● What you have to do:
Repeat the entries that follow verbatim, without any of their pictures.

— START Material for this exercise —

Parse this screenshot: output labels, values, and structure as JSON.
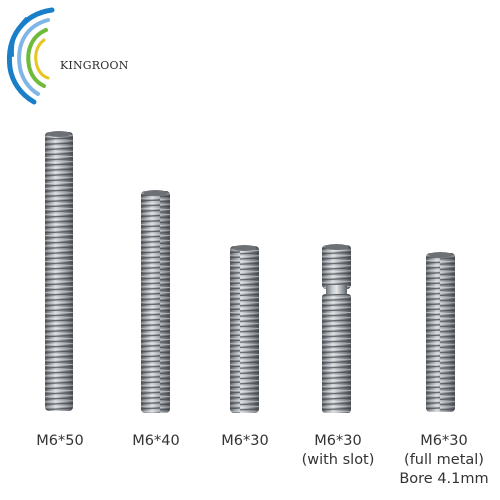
{
  "brand": {
    "name": "KINGROON",
    "colors": {
      "blue": "#1a7fc9",
      "light_blue": "#7fb6e6",
      "green": "#6fba3a",
      "yellow": "#e8c41e"
    }
  },
  "products": [
    {
      "label_lines": [
        "M6*50"
      ]
    },
    {
      "label_lines": [
        "M6*40"
      ]
    },
    {
      "label_lines": [
        "M6*30"
      ]
    },
    {
      "label_lines": [
        "M6*30",
        "(with slot)"
      ]
    },
    {
      "label_lines": [
        "M6*30",
        "(full metal)",
        "Bore 4.1mm"
      ]
    }
  ]
}
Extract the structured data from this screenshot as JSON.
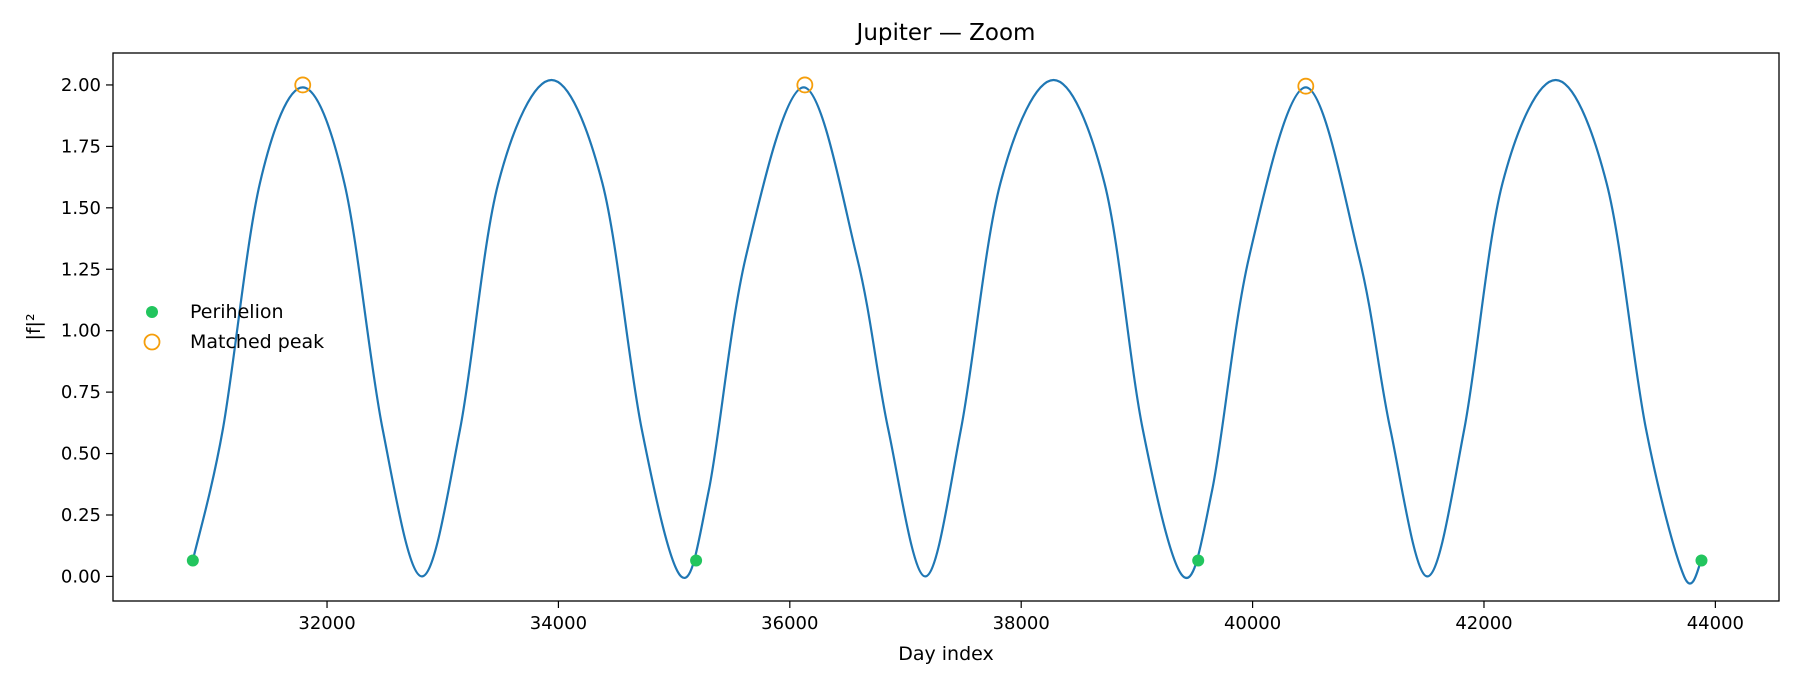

— END Material for this exercise —

● The completed task:
Parse this screenshot: output labels, values, and structure as JSON.
{
  "brand": {
    "name": "KINGROON",
    "colors": {
      "blue": "#1a7fc9",
      "light_blue": "#7fb6e6",
      "green": "#6fba3a",
      "yellow": "#e8c41e"
    }
  },
  "products": [
    {
      "label_lines": [
        "M6*50"
      ]
    },
    {
      "label_lines": [
        "M6*40"
      ]
    },
    {
      "label_lines": [
        "M6*30"
      ]
    },
    {
      "label_lines": [
        "M6*30",
        "(with slot)"
      ]
    },
    {
      "label_lines": [
        "M6*30",
        "(full metal)",
        "Bore 4.1mm"
      ]
    }
  ]
}
Extract the structured data from this screenshot as JSON.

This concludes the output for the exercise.